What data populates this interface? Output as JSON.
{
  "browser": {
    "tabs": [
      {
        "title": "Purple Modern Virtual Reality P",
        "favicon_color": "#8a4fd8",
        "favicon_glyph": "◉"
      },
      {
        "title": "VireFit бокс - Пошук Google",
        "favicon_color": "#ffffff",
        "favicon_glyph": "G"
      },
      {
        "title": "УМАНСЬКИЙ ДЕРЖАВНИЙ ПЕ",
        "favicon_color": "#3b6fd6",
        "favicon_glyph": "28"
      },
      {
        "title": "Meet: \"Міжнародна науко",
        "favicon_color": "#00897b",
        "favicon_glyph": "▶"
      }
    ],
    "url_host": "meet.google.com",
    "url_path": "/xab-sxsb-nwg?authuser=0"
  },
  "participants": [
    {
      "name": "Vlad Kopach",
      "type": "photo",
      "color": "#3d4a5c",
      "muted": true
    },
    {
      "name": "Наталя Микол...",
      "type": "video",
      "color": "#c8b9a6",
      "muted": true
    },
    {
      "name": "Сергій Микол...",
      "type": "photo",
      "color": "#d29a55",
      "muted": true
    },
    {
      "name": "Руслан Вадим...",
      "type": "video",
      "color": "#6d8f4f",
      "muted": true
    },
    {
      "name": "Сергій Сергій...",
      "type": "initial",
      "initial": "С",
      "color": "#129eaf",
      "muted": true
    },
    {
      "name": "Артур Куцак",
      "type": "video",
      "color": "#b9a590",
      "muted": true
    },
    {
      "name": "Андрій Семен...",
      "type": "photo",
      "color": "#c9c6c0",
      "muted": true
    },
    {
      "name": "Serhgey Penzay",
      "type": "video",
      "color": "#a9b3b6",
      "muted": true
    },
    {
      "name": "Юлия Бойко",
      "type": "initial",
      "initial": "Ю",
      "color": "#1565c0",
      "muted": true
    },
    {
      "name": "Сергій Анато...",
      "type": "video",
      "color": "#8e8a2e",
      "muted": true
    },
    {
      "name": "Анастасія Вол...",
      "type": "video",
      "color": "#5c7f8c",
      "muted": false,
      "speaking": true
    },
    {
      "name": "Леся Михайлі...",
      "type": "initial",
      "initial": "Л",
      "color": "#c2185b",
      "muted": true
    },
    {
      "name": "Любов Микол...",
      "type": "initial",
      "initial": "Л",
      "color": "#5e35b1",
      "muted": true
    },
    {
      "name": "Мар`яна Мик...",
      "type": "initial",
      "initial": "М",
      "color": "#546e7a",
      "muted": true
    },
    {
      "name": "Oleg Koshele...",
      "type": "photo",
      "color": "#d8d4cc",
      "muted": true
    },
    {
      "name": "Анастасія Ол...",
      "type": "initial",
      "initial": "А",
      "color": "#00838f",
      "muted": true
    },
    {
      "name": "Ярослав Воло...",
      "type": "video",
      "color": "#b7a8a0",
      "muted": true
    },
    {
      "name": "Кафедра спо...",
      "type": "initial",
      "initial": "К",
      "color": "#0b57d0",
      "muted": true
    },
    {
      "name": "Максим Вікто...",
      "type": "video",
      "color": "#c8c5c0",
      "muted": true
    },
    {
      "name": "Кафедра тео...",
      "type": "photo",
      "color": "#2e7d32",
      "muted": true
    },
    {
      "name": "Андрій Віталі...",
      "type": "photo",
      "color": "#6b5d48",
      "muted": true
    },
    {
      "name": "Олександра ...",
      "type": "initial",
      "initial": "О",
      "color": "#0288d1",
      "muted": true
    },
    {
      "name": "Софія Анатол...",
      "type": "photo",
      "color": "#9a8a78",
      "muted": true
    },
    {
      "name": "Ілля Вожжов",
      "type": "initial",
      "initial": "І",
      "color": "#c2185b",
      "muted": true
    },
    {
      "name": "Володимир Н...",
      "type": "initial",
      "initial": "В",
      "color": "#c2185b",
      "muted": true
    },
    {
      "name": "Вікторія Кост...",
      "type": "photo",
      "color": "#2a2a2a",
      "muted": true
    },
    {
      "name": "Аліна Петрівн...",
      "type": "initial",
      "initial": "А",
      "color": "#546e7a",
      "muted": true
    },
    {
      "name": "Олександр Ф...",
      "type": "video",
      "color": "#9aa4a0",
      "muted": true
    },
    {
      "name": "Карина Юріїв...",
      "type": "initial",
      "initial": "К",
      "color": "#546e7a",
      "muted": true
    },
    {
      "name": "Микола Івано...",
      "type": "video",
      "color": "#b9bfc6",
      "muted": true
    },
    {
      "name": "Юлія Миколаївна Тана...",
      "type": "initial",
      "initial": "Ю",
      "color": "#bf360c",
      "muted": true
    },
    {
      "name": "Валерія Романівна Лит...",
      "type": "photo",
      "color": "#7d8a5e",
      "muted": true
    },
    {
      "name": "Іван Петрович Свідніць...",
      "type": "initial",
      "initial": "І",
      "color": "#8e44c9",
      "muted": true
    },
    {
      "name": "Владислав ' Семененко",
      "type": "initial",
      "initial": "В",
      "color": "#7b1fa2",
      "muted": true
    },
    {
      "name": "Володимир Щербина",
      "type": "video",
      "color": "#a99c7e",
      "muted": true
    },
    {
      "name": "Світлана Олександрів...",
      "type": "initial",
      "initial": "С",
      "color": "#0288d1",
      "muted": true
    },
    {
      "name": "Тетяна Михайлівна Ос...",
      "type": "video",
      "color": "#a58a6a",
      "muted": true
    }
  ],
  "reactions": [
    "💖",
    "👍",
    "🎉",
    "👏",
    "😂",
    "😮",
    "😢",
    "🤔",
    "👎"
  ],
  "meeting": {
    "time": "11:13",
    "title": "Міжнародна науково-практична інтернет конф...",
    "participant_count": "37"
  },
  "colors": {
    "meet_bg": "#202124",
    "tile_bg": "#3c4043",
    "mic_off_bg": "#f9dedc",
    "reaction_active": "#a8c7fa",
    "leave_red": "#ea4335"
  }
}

########################################

* **Directions**
Copy out the whole listing exactly as written.

* **The response**
What data populates this interface? Output as JSON.
{
  "browser": {
    "tabs": [
      {
        "title": "Purple Modern Virtual Reality P",
        "favicon_color": "#8a4fd8",
        "favicon_glyph": "◉"
      },
      {
        "title": "VireFit бокс - Пошук Google",
        "favicon_color": "#ffffff",
        "favicon_glyph": "G"
      },
      {
        "title": "УМАНСЬКИЙ ДЕРЖАВНИЙ ПЕ",
        "favicon_color": "#3b6fd6",
        "favicon_glyph": "28"
      },
      {
        "title": "Meet: \"Міжнародна науко",
        "favicon_color": "#00897b",
        "favicon_glyph": "▶"
      }
    ],
    "url_host": "meet.google.com",
    "url_path": "/xab-sxsb-nwg?authuser=0"
  },
  "participants": [
    {
      "name": "Vlad Kopach",
      "type": "photo",
      "color": "#3d4a5c",
      "muted": true
    },
    {
      "name": "Наталя Микол...",
      "type": "video",
      "color": "#c8b9a6",
      "muted": true
    },
    {
      "name": "Сергій Микол...",
      "type": "photo",
      "color": "#d29a55",
      "muted": true
    },
    {
      "name": "Руслан Вадим...",
      "type": "video",
      "color": "#6d8f4f",
      "muted": true
    },
    {
      "name": "Сергій Сергій...",
      "type": "initial",
      "initial": "С",
      "color": "#129eaf",
      "muted": true
    },
    {
      "name": "Артур Куцак",
      "type": "video",
      "color": "#b9a590",
      "muted": true
    },
    {
      "name": "Андрій Семен...",
      "type": "photo",
      "color": "#c9c6c0",
      "muted": true
    },
    {
      "name": "Serhgey Penzay",
      "type": "video",
      "color": "#a9b3b6",
      "muted": true
    },
    {
      "name": "Юлия Бойко",
      "type": "initial",
      "initial": "Ю",
      "color": "#1565c0",
      "muted": true
    },
    {
      "name": "Сергій Анато...",
      "type": "video",
      "color": "#8e8a2e",
      "muted": true
    },
    {
      "name": "Анастасія Вол...",
      "type": "video",
      "color": "#5c7f8c",
      "muted": false,
      "speaking": true
    },
    {
      "name": "Леся Михайлі...",
      "type": "initial",
      "initial": "Л",
      "color": "#c2185b",
      "muted": true
    },
    {
      "name": "Любов Микол...",
      "type": "initial",
      "initial": "Л",
      "color": "#5e35b1",
      "muted": true
    },
    {
      "name": "Мар`яна Мик...",
      "type": "initial",
      "initial": "М",
      "color": "#546e7a",
      "muted": true
    },
    {
      "name": "Oleg Koshele...",
      "type": "photo",
      "color": "#d8d4cc",
      "muted": true
    },
    {
      "name": "Анастасія Ол...",
      "type": "initial",
      "initial": "А",
      "color": "#00838f",
      "muted": true
    },
    {
      "name": "Ярослав Воло...",
      "type": "video",
      "color": "#b7a8a0",
      "muted": true
    },
    {
      "name": "Кафедра спо...",
      "type": "initial",
      "initial": "К",
      "color": "#0b57d0",
      "muted": true
    },
    {
      "name": "Максим Вікто...",
      "type": "video",
      "color": "#c8c5c0",
      "muted": true
    },
    {
      "name": "Кафедра тео...",
      "type": "photo",
      "color": "#2e7d32",
      "muted": true
    },
    {
      "name": "Андрій Віталі...",
      "type": "photo",
      "color": "#6b5d48",
      "muted": true
    },
    {
      "name": "Олександра ...",
      "type": "initial",
      "initial": "О",
      "color": "#0288d1",
      "muted": true
    },
    {
      "name": "Софія Анатол...",
      "type": "photo",
      "color": "#9a8a78",
      "muted": true
    },
    {
      "name": "Ілля Вожжов",
      "type": "initial",
      "initial": "І",
      "color": "#c2185b",
      "muted": true
    },
    {
      "name": "Володимир Н...",
      "type": "initial",
      "initial": "В",
      "color": "#c2185b",
      "muted": true
    },
    {
      "name": "Вікторія Кост...",
      "type": "photo",
      "color": "#2a2a2a",
      "muted": true
    },
    {
      "name": "Аліна Петрівн...",
      "type": "initial",
      "initial": "А",
      "color": "#546e7a",
      "muted": true
    },
    {
      "name": "Олександр Ф...",
      "type": "video",
      "color": "#9aa4a0",
      "muted": true
    },
    {
      "name": "Карина Юріїв...",
      "type": "initial",
      "initial": "К",
      "color": "#546e7a",
      "muted": true
    },
    {
      "name": "Микола Івано...",
      "type": "video",
      "color": "#b9bfc6",
      "muted": true
    },
    {
      "name": "Юлія Миколаївна Тана...",
      "type": "initial",
      "initial": "Ю",
      "color": "#bf360c",
      "muted": true
    },
    {
      "name": "Валерія Романівна Лит...",
      "type": "photo",
      "color": "#7d8a5e",
      "muted": true
    },
    {
      "name": "Іван Петрович Свідніць...",
      "type": "initial",
      "initial": "І",
      "color": "#8e44c9",
      "muted": true
    },
    {
      "name": "Владислав ' Семененко",
      "type": "initial",
      "initial": "В",
      "color": "#7b1fa2",
      "muted": true
    },
    {
      "name": "Володимир Щербина",
      "type": "video",
      "color": "#a99c7e",
      "muted": true
    },
    {
      "name": "Світлана Олександрів...",
      "type": "initial",
      "initial": "С",
      "color": "#0288d1",
      "muted": true
    },
    {
      "name": "Тетяна Михайлівна Ос...",
      "type": "video",
      "color": "#a58a6a",
      "muted": true
    }
  ],
  "reactions": [
    "💖",
    "👍",
    "🎉",
    "👏",
    "😂",
    "😮",
    "😢",
    "🤔",
    "👎"
  ],
  "meeting": {
    "time": "11:13",
    "title": "Міжнародна науково-практична інтернет конф...",
    "participant_count": "37"
  },
  "colors": {
    "meet_bg": "#202124",
    "tile_bg": "#3c4043",
    "mic_off_bg": "#f9dedc",
    "reaction_active": "#a8c7fa",
    "leave_red": "#ea4335"
  }
}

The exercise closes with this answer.